(Bloomberg) — BlackRock Inc. posted mixed results for the quarter preceding President Donald Trump’s sweeping tariffs, pulling in less client money than analysts expected but posting higher-than-anticipated earnings per share.
“Uncertainty and anxiety” about the future dominate client conversations, BlackRock Chief Executive Officer Larry Fink said in an earnings release Friday.
Since April 1, investors added $20 billion to the firm’s cash and money market funds, which now have about $950 billion of assets, the CEO told analysts. Clients are now asking when it makes sense to buy more equities.
Trump’s unexpectedly steep tariff announcement on April 2 sent markets convulsing worldwide in a period rivaling the volatility and moves during the 2008 financial crisis and onset of the pandemic in 2020. While Trump later issued a 90-day pause on “reciprocal” tariffs on countries except for China, markets remain on edge.
“The sweeping US tariff announcements went beyond anything I could have imagined in my 49 years in finance,” Fink told analysts. “This isn’t Wall Street versus Main Street. The market downturn impacts millions of ordinary people’s retirement savings.

Document layout analysis data:
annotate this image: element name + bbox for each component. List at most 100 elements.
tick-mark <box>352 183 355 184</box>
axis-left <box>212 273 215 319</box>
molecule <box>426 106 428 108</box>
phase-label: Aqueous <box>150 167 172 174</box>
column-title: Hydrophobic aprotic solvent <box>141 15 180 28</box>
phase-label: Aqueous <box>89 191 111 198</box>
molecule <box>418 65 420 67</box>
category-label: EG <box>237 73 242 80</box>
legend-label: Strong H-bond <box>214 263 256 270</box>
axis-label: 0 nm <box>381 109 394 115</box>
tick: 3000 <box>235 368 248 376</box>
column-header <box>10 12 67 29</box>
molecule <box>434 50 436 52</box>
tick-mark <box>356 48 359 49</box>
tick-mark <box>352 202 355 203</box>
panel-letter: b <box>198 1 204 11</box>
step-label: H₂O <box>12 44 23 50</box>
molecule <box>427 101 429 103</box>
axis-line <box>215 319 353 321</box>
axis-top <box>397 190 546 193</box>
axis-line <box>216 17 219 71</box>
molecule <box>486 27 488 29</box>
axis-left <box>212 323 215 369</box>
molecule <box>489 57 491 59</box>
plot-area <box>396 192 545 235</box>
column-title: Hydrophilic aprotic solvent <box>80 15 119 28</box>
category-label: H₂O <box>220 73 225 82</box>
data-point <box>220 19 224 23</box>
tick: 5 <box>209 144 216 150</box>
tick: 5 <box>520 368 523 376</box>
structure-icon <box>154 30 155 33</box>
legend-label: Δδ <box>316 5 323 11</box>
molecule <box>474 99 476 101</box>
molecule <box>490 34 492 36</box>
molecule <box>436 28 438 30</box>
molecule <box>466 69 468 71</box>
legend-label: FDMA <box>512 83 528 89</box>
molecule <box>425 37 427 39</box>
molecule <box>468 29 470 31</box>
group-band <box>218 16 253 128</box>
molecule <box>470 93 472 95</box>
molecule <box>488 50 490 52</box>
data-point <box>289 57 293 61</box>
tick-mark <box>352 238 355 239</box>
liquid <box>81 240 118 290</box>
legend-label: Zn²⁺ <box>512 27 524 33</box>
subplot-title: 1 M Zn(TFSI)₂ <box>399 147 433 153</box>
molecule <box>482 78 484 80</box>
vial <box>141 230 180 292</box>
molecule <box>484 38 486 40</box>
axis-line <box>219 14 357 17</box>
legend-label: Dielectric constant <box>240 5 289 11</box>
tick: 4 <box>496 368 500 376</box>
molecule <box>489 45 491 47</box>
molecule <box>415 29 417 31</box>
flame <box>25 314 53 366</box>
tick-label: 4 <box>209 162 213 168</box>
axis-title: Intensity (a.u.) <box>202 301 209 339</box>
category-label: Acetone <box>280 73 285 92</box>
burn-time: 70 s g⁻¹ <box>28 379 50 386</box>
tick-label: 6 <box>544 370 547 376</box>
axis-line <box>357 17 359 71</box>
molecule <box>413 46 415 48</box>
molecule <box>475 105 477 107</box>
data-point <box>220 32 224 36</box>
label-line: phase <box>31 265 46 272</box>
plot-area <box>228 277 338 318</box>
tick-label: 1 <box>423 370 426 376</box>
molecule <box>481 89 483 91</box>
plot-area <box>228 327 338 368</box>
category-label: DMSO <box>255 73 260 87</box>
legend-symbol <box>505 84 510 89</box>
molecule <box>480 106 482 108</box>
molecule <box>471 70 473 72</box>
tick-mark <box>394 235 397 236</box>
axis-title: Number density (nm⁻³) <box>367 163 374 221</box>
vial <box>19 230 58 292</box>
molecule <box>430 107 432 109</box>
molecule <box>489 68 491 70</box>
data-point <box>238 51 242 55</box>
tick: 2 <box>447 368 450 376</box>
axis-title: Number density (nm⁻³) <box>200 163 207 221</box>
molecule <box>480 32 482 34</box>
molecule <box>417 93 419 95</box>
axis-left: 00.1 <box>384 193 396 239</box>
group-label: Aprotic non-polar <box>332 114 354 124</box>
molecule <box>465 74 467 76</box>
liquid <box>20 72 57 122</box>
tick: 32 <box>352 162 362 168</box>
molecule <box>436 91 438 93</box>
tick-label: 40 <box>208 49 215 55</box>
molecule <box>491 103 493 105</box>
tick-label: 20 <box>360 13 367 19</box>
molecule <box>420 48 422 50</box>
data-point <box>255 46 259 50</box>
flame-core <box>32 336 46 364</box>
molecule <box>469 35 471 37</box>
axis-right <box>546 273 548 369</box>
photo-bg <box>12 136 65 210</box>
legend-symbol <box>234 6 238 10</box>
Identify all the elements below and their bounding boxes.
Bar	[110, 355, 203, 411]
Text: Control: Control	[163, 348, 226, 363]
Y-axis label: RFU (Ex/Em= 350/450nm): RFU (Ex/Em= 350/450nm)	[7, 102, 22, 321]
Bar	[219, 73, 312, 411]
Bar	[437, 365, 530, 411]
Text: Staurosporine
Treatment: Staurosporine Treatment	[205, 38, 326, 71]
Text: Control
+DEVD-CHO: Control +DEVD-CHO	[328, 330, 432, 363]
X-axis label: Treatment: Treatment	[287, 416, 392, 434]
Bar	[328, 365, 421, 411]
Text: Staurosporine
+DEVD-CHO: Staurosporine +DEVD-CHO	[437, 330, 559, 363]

**Work request**
Reproduce word for word the stretch of the passage on BlackRock's quarterly results that begins with "Since April 1, investors" and ends with "remain on edge.".

**Your solution**
Since April 1, investors added $20 billion to the firm’s cash and money market funds, which now have about $950 billion of assets, the CEO told analysts. Clients are now asking when it makes sense to buy more equities.
Trump’s unexpectedly steep tariff announcement on April 2 sent markets convulsing worldwide in a period rivaling the volatility and moves during the 2008 financial crisis and onset of the pandemic in 2020. While Trump later issued a 90-day pause on “reciprocal” tariffs on countries except for China, markets remain on edge.